(Stored records)
==========

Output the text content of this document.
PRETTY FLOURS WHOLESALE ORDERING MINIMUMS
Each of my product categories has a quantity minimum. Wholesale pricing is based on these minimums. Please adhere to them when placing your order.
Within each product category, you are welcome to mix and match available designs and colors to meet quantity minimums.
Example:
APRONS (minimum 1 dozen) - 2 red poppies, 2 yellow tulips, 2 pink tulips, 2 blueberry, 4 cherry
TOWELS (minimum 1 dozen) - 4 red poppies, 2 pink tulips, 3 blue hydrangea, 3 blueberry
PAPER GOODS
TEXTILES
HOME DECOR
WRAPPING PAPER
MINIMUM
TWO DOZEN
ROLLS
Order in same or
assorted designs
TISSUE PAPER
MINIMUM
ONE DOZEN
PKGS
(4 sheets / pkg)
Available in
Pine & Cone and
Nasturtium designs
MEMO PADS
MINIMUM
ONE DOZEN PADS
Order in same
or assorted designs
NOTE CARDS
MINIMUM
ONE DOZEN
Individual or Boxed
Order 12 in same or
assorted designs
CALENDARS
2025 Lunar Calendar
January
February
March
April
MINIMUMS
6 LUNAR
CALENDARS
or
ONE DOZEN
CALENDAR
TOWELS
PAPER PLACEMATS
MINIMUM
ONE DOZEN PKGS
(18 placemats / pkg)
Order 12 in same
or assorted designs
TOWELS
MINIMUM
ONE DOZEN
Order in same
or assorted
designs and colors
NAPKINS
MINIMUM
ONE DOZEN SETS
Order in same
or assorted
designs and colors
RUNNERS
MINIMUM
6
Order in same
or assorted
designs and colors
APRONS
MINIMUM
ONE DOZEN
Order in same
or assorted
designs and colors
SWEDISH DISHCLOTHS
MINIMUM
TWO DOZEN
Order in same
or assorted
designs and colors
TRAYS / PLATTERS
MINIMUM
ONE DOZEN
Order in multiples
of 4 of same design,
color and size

==========

[Request]
Retype the entries exactly, including every line.

[Answer below]
Output the text content of this document.
PRETTY FLOURS WHOLESALE ORDERING MINIMUMS
Each of my product categories has a quantity minimum. Wholesale pricing is based on these minimums. Please adhere to them when placing your order.
Within each product category, you are welcome to mix and match available designs and colors to meet quantity minimums.
Example:
APRONS (minimum 1 dozen) - 2 red poppies, 2 yellow tulips, 2 pink tulips, 2 blueberry, 4 cherry
TOWELS (minimum 1 dozen) - 4 red poppies, 2 pink tulips, 3 blue hydrangea, 3 blueberry
PAPER GOODS
TEXTILES
HOME DECOR
WRAPPING PAPER
MINIMUM
TWO DOZEN
ROLLS
Order in same or
assorted designs
TISSUE PAPER
MINIMUM
ONE DOZEN
PKGS
(4 sheets / pkg)
Available in
Pine & Cone and
Nasturtium designs
MEMO PADS
MINIMUM
ONE DOZEN PADS
Order in same
or assorted designs
NOTE CARDS
MINIMUM
ONE DOZEN
Individual or Boxed
Order 12 in same or
assorted designs
CALENDARS
2025 Lunar Calendar
January
February
March
April
MINIMUMS
6 LUNAR
CALENDARS
or
ONE DOZEN
CALENDAR
TOWELS
PAPER PLACEMATS
MINIMUM
ONE DOZEN PKGS
(18 placemats / pkg)
Order 12 in same
or assorted designs
TOWELS
MINIMUM
ONE DOZEN
Order in same
or assorted
designs and colors
NAPKINS
MINIMUM
ONE DOZEN SETS
Order in same
or assorted
designs and colors
RUNNERS
MINIMUM
6
Order in same
or assorted
designs and colors
APRONS
MINIMUM
ONE DOZEN
Order in same
or assorted
designs and colors
SWEDISH DISHCLOTHS
MINIMUM
TWO DOZEN
Order in same
or assorted
designs and colors
TRAYS / PLATTERS
MINIMUM
ONE DOZEN
Order in multiples
of 4 of same design,
color and size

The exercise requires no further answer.